> [Textauszug]
"Es wird ein Test für unser Team. Wir sind bereit für diese Herausforderung", sagt der Schweizer Captain Mark Streit vor dem WM-Viertelfinal gegen das klar favorisierte Kanada von heute Donnerstag in Moskau.
Auf Schweizer Seite sind alle Spieler einsatzfähig; auch die zuletzt angeschlagenen Martin Steinegger (Schulterprellung) und Valentin Wirz (Hirnerschütterung) können mittun. Am Mittwoch wirkte im Gegensatz zum Vortag auch Wirz im 30-minütigen Eistraining mit. "Ich werde alle 21 Spieler für das Spiel gegen Kanada zur Verfügung haben", sagte Coach Ralph Krueger.
Krueger sprach von einer völlig veränderten Ausgangslage gegenüber dem letzten Schweizer Sieg gegen den Rekord-Weltmeister, jenem legendären 2:0 letztes Jahr an den Olympischen Spielen in Turin. "Damals gab es bei uns anschliessend ein Loslassen schon vor dem Viertelfinal. Das Team ist nun weiter angespannt und mit dem bisher Erreichten noch nicht zufrieden."

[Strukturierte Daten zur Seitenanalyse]
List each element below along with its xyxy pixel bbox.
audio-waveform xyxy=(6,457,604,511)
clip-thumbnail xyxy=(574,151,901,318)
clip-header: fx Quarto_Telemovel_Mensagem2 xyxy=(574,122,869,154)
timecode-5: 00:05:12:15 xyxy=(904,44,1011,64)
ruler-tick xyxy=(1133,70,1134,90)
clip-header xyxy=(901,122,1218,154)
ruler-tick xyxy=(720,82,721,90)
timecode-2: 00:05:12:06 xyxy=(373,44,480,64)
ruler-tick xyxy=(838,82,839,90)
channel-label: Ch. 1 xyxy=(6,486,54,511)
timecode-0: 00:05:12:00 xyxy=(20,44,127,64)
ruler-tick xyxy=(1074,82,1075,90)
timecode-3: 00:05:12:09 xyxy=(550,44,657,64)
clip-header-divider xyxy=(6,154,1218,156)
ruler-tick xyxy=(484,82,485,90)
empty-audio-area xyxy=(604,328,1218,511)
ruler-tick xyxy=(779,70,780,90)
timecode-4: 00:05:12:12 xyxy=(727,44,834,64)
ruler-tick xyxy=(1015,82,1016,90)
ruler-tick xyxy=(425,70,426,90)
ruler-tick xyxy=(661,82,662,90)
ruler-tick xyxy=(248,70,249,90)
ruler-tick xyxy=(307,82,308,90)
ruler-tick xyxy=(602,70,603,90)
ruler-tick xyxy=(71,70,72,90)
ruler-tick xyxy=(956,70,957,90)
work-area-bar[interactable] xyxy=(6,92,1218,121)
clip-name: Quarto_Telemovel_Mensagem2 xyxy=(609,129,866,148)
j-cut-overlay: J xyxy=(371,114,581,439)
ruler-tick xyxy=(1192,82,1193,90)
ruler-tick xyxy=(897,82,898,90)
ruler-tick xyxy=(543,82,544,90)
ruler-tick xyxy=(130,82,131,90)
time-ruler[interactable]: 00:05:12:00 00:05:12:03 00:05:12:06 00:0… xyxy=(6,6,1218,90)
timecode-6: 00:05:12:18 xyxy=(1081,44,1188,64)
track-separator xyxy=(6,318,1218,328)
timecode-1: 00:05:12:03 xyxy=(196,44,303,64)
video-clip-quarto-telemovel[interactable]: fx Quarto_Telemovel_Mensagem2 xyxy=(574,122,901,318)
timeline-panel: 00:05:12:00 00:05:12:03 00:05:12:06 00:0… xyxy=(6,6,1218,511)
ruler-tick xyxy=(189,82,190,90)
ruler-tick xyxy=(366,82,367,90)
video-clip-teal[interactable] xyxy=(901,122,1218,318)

> [Arbeitsaufträge]
**1.** Welche Verletzung hatte Valentin Wirz laut dem Textauszug zum WM-Viertelfinal gegen Kanada?
**2.** Schreiben Sie den Textauszug über den Schweizer WM-Viertelfinal gegen Kanada im Anschluss an seinen letzten Satz weiter.

> [Lösungen]
**1.** Eine Hirnerschütterung.

**2.**
Ein Schweizer Vorkämpfer in Moskau war bislang Stürmer Andres Ambühl. Der Davoser bestätigte, dass nach den drei Ruhetagen in Moskau die Batterien wieder aufgeladen sind. Der Bauernsohn und zähe Haudegen findet, dass die Zeit für einen Vorstoss in die Top 4 reif sei. "Dafür müssen wir gegen Kanada defensiv gut stehen und effizient kontern."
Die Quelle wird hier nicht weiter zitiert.